__Exercise directions__. Quote all of the data exactly as given. Skip every picture it contains.

__Extracted information__.

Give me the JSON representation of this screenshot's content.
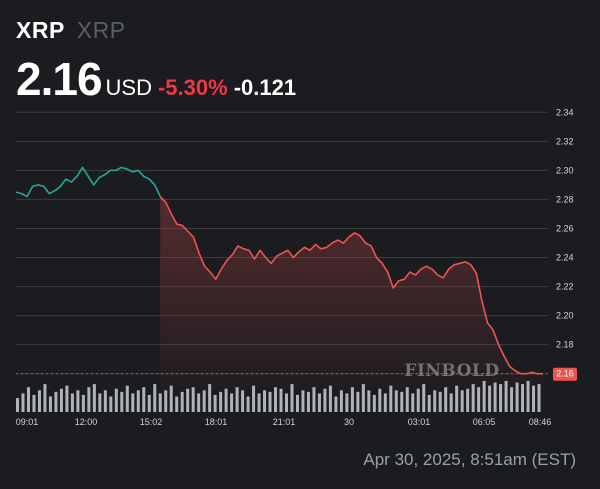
{
  "header": {
    "ticker": "XRP",
    "ticker_sub": "XRP",
    "price": "2.16",
    "currency": "USD",
    "change_pct": "-5.30%",
    "change_abs": "-0.121"
  },
  "watermark": "FINBOLD",
  "footer": {
    "timestamp": "Apr 30, 2025, 8:51am (EST)"
  },
  "colors": {
    "up": "#26a69a",
    "down": "#ef5350",
    "price_label_bg": "#ef5350",
    "grid": "#3a3c42"
  },
  "chart_data": {
    "type": "line",
    "x_ticks": [
      "09:01",
      "12:00",
      "15:02",
      "18:01",
      "21:01",
      "30",
      "03:01",
      "06:05",
      "08:46"
    ],
    "y_ticks": [
      "2.34",
      "2.32",
      "2.30",
      "2.28",
      "2.26",
      "2.24",
      "2.22",
      "2.20",
      "2.18",
      "2.16"
    ],
    "ylim": [
      2.155,
      2.345
    ],
    "grid": true,
    "current_price_label": "2.16",
    "x": [
      0,
      1,
      2,
      3,
      4,
      5,
      6,
      7,
      8,
      9,
      10,
      11,
      12,
      13,
      14,
      15,
      16,
      17,
      18,
      19,
      20,
      21,
      22,
      23,
      24,
      25,
      26,
      27,
      28,
      29,
      30,
      31,
      32,
      33,
      34,
      35,
      36,
      37,
      38,
      39,
      40,
      41,
      42,
      43,
      44,
      45,
      46,
      47,
      48,
      49,
      50,
      51,
      52,
      53,
      54,
      55,
      56,
      57,
      58,
      59,
      60,
      61,
      62,
      63,
      64,
      65,
      66,
      67,
      68,
      69,
      70,
      71,
      72,
      73,
      74,
      75,
      76,
      77,
      78,
      79,
      80,
      81,
      82,
      83,
      84,
      85,
      86,
      87,
      88,
      89,
      90,
      91,
      92,
      93,
      94,
      95
    ],
    "y": [
      2.285,
      2.284,
      2.282,
      2.289,
      2.29,
      2.289,
      2.284,
      2.286,
      2.289,
      2.294,
      2.292,
      2.296,
      2.302,
      2.296,
      2.29,
      2.295,
      2.297,
      2.3,
      2.3,
      2.302,
      2.301,
      2.299,
      2.3,
      2.296,
      2.294,
      2.29,
      2.282,
      2.278,
      2.27,
      2.263,
      2.262,
      2.258,
      2.254,
      2.243,
      2.234,
      2.23,
      2.225,
      2.232,
      2.238,
      2.242,
      2.248,
      2.246,
      2.245,
      2.239,
      2.245,
      2.24,
      2.236,
      2.241,
      2.243,
      2.245,
      2.24,
      2.244,
      2.247,
      2.245,
      2.249,
      2.246,
      2.247,
      2.25,
      2.252,
      2.25,
      2.254,
      2.257,
      2.255,
      2.25,
      2.248,
      2.24,
      2.236,
      2.23,
      2.219,
      2.224,
      2.225,
      2.23,
      2.228,
      2.232,
      2.234,
      2.232,
      2.228,
      2.226,
      2.232,
      2.235,
      2.236,
      2.237,
      2.235,
      2.229,
      2.21,
      2.195,
      2.19,
      2.18,
      2.172,
      2.165,
      2.162,
      2.16,
      2.16,
      2.161,
      2.16,
      2.16
    ],
    "volume": [
      0.45,
      0.6,
      0.8,
      0.55,
      0.7,
      0.9,
      0.5,
      0.65,
      0.75,
      0.85,
      0.6,
      0.7,
      0.55,
      0.8,
      0.9,
      0.6,
      0.7,
      0.5,
      0.75,
      0.65,
      0.85,
      0.6,
      0.7,
      0.8,
      0.55,
      0.9,
      0.6,
      0.7,
      0.85,
      0.5,
      0.65,
      0.75,
      0.8,
      0.6,
      0.7,
      0.9,
      0.55,
      0.65,
      0.75,
      0.6,
      0.8,
      0.7,
      0.5,
      0.85,
      0.6,
      0.7,
      0.65,
      0.8,
      0.75,
      0.6,
      0.9,
      0.55,
      0.7,
      0.65,
      0.8,
      0.6,
      0.75,
      0.85,
      0.5,
      0.7,
      0.6,
      0.8,
      0.65,
      0.9,
      0.7,
      0.55,
      0.75,
      0.6,
      0.85,
      0.7,
      0.65,
      0.8,
      0.6,
      0.75,
      0.9,
      0.55,
      0.7,
      0.65,
      0.8,
      0.6,
      0.85,
      0.7,
      0.75,
      0.9,
      0.8,
      1.0,
      0.85,
      0.95,
      0.9,
      1.0,
      0.8,
      0.95,
      0.9,
      1.0,
      0.85,
      0.9
    ]
  }
}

__Task answer__.
Give me the JSON representation of this screenshot's content.
{
  "header": {
    "ticker": "XRP",
    "ticker_sub": "XRP",
    "price": "2.16",
    "currency": "USD",
    "change_pct": "-5.30%",
    "change_abs": "-0.121"
  },
  "watermark": "FINBOLD",
  "footer": {
    "timestamp": "Apr 30, 2025, 8:51am (EST)"
  },
  "colors": {
    "up": "#26a69a",
    "down": "#ef5350",
    "price_label_bg": "#ef5350",
    "grid": "#3a3c42"
  },
  "chart_data": {
    "type": "line",
    "x_ticks": [
      "09:01",
      "12:00",
      "15:02",
      "18:01",
      "21:01",
      "30",
      "03:01",
      "06:05",
      "08:46"
    ],
    "y_ticks": [
      "2.34",
      "2.32",
      "2.30",
      "2.28",
      "2.26",
      "2.24",
      "2.22",
      "2.20",
      "2.18",
      "2.16"
    ],
    "ylim": [
      2.155,
      2.345
    ],
    "grid": true,
    "current_price_label": "2.16",
    "x": [
      0,
      1,
      2,
      3,
      4,
      5,
      6,
      7,
      8,
      9,
      10,
      11,
      12,
      13,
      14,
      15,
      16,
      17,
      18,
      19,
      20,
      21,
      22,
      23,
      24,
      25,
      26,
      27,
      28,
      29,
      30,
      31,
      32,
      33,
      34,
      35,
      36,
      37,
      38,
      39,
      40,
      41,
      42,
      43,
      44,
      45,
      46,
      47,
      48,
      49,
      50,
      51,
      52,
      53,
      54,
      55,
      56,
      57,
      58,
      59,
      60,
      61,
      62,
      63,
      64,
      65,
      66,
      67,
      68,
      69,
      70,
      71,
      72,
      73,
      74,
      75,
      76,
      77,
      78,
      79,
      80,
      81,
      82,
      83,
      84,
      85,
      86,
      87,
      88,
      89,
      90,
      91,
      92,
      93,
      94,
      95
    ],
    "y": [
      2.285,
      2.284,
      2.282,
      2.289,
      2.29,
      2.289,
      2.284,
      2.286,
      2.289,
      2.294,
      2.292,
      2.296,
      2.302,
      2.296,
      2.29,
      2.295,
      2.297,
      2.3,
      2.3,
      2.302,
      2.301,
      2.299,
      2.3,
      2.296,
      2.294,
      2.29,
      2.282,
      2.278,
      2.27,
      2.263,
      2.262,
      2.258,
      2.254,
      2.243,
      2.234,
      2.23,
      2.225,
      2.232,
      2.238,
      2.242,
      2.248,
      2.246,
      2.245,
      2.239,
      2.245,
      2.24,
      2.236,
      2.241,
      2.243,
      2.245,
      2.24,
      2.244,
      2.247,
      2.245,
      2.249,
      2.246,
      2.247,
      2.25,
      2.252,
      2.25,
      2.254,
      2.257,
      2.255,
      2.25,
      2.248,
      2.24,
      2.236,
      2.23,
      2.219,
      2.224,
      2.225,
      2.23,
      2.228,
      2.232,
      2.234,
      2.232,
      2.228,
      2.226,
      2.232,
      2.235,
      2.236,
      2.237,
      2.235,
      2.229,
      2.21,
      2.195,
      2.19,
      2.18,
      2.172,
      2.165,
      2.162,
      2.16,
      2.16,
      2.161,
      2.16,
      2.16
    ],
    "volume": [
      0.45,
      0.6,
      0.8,
      0.55,
      0.7,
      0.9,
      0.5,
      0.65,
      0.75,
      0.85,
      0.6,
      0.7,
      0.55,
      0.8,
      0.9,
      0.6,
      0.7,
      0.5,
      0.75,
      0.65,
      0.85,
      0.6,
      0.7,
      0.8,
      0.55,
      0.9,
      0.6,
      0.7,
      0.85,
      0.5,
      0.65,
      0.75,
      0.8,
      0.6,
      0.7,
      0.9,
      0.55,
      0.65,
      0.75,
      0.6,
      0.8,
      0.7,
      0.5,
      0.85,
      0.6,
      0.7,
      0.65,
      0.8,
      0.75,
      0.6,
      0.9,
      0.55,
      0.7,
      0.65,
      0.8,
      0.6,
      0.75,
      0.85,
      0.5,
      0.7,
      0.6,
      0.8,
      0.65,
      0.9,
      0.7,
      0.55,
      0.75,
      0.6,
      0.85,
      0.7,
      0.65,
      0.8,
      0.6,
      0.75,
      0.9,
      0.55,
      0.7,
      0.65,
      0.8,
      0.6,
      0.85,
      0.7,
      0.75,
      0.9,
      0.8,
      1.0,
      0.85,
      0.95,
      0.9,
      1.0,
      0.8,
      0.95,
      0.9,
      1.0,
      0.85,
      0.9
    ]
  }
}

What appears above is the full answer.